• **Task description**: Without the pictures, return all of the material exactly as written.

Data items
● ● ● ● ●

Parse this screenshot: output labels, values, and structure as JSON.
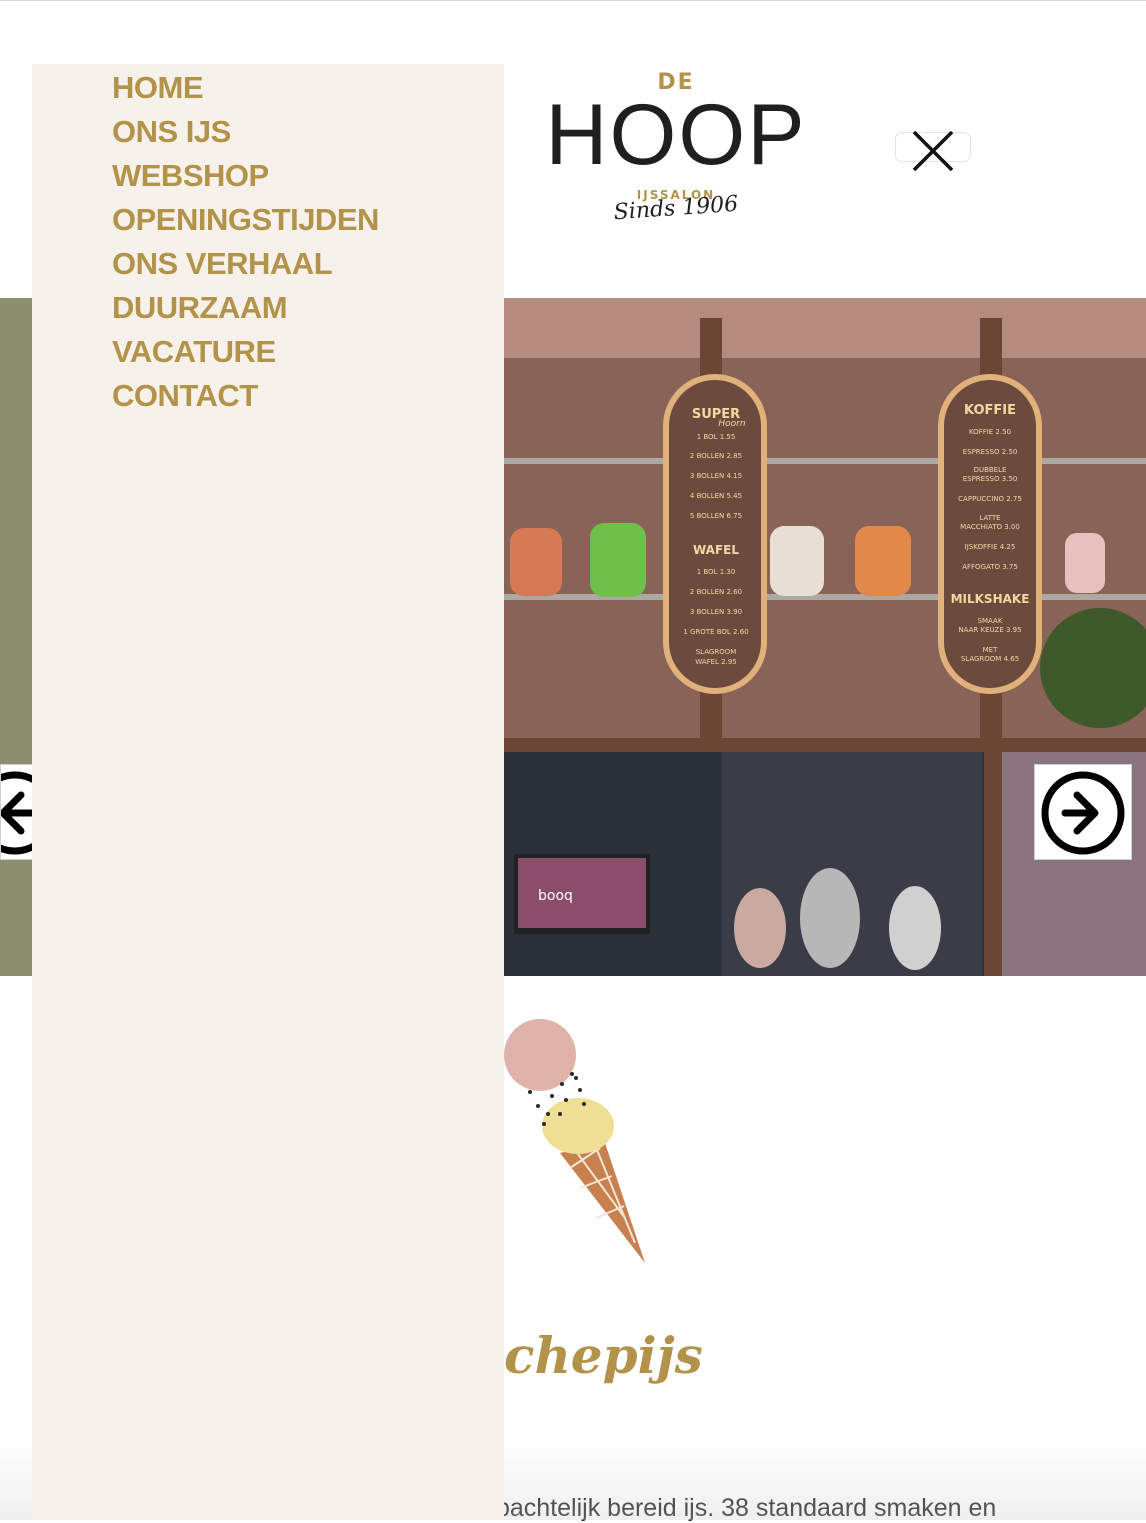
{
  "brand": {
    "top": "DE",
    "name": "HOOP",
    "subtitle": "IJSSALON",
    "since": "Sinds 1906"
  },
  "nav": {
    "items": [
      {
        "label": "HOME"
      },
      {
        "label": "ONS IJS"
      },
      {
        "label": "WEBSHOP"
      },
      {
        "label": "OPENINGSTIJDEN"
      },
      {
        "label": "ONS VERHAAL"
      },
      {
        "label": "DUURZAAM"
      },
      {
        "label": "VACATURE"
      },
      {
        "label": "CONTACT"
      }
    ]
  },
  "hero": {
    "menu_board_left": {
      "title": "SUPER",
      "title_script": "Hoorn",
      "lines": [
        "1 BOL 1.55",
        "2 BOLLEN 2.85",
        "3 BOLLEN 4.15",
        "4 BOLLEN 5.45",
        "5 BOLLEN 6.75"
      ],
      "section": "WAFEL",
      "section_lines": [
        "1 BOL 1.30",
        "2 BOLLEN 2.60",
        "3 BOLLEN 3.90",
        "1 GROTE BOL 2.60",
        "SLAGROOM",
        "WAFEL 2.95"
      ]
    },
    "menu_board_right": {
      "title": "KOFFIE",
      "lines": [
        "KOFFIE 2.50",
        "ESPRESSO 2.50",
        "DUBBELE",
        "ESPRESSO 3.50",
        "CAPPUCCINO 2.75",
        "LATTE",
        "MACCHIATO 3.00",
        "IJSKOFFIE 4.25",
        "AFFOGATO 3.75"
      ],
      "section": "MILKSHAKE",
      "section_lines": [
        "SMAAK",
        "NAAR KEUZE 3.95",
        "MET",
        "SLAGROOM 4.65"
      ]
    },
    "screen_text": "booq"
  },
  "section": {
    "heading_visible": "chepijs",
    "body_visible": "pachtelijk bereid ijs. 38 standaard smaken en"
  },
  "colors": {
    "accent": "#b39249",
    "panel": "#f6f1ea",
    "text": "#1f1f1f"
  },
  "icons": {
    "close": "close-icon",
    "next": "arrow-right-circle-icon",
    "prev": "arrow-left-circle-icon",
    "cone": "ice-cream-cone-icon"
  }
}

● ● ● ● ●

• **Result below**:
Parse this screenshot: output labels, values, and structure as JSON.
{
  "brand": {
    "top": "DE",
    "name": "HOOP",
    "subtitle": "IJSSALON",
    "since": "Sinds 1906"
  },
  "nav": {
    "items": [
      {
        "label": "HOME"
      },
      {
        "label": "ONS IJS"
      },
      {
        "label": "WEBSHOP"
      },
      {
        "label": "OPENINGSTIJDEN"
      },
      {
        "label": "ONS VERHAAL"
      },
      {
        "label": "DUURZAAM"
      },
      {
        "label": "VACATURE"
      },
      {
        "label": "CONTACT"
      }
    ]
  },
  "hero": {
    "menu_board_left": {
      "title": "SUPER",
      "title_script": "Hoorn",
      "lines": [
        "1 BOL 1.55",
        "2 BOLLEN 2.85",
        "3 BOLLEN 4.15",
        "4 BOLLEN 5.45",
        "5 BOLLEN 6.75"
      ],
      "section": "WAFEL",
      "section_lines": [
        "1 BOL 1.30",
        "2 BOLLEN 2.60",
        "3 BOLLEN 3.90",
        "1 GROTE BOL 2.60",
        "SLAGROOM",
        "WAFEL 2.95"
      ]
    },
    "menu_board_right": {
      "title": "KOFFIE",
      "lines": [
        "KOFFIE 2.50",
        "ESPRESSO 2.50",
        "DUBBELE",
        "ESPRESSO 3.50",
        "CAPPUCCINO 2.75",
        "LATTE",
        "MACCHIATO 3.00",
        "IJSKOFFIE 4.25",
        "AFFOGATO 3.75"
      ],
      "section": "MILKSHAKE",
      "section_lines": [
        "SMAAK",
        "NAAR KEUZE 3.95",
        "MET",
        "SLAGROOM 4.65"
      ]
    },
    "screen_text": "booq"
  },
  "section": {
    "heading_visible": "chepijs",
    "body_visible": "pachtelijk bereid ijs. 38 standaard smaken en"
  },
  "colors": {
    "accent": "#b39249",
    "panel": "#f6f1ea",
    "text": "#1f1f1f"
  },
  "icons": {
    "close": "close-icon",
    "next": "arrow-right-circle-icon",
    "prev": "arrow-left-circle-icon",
    "cone": "ice-cream-cone-icon"
  }
}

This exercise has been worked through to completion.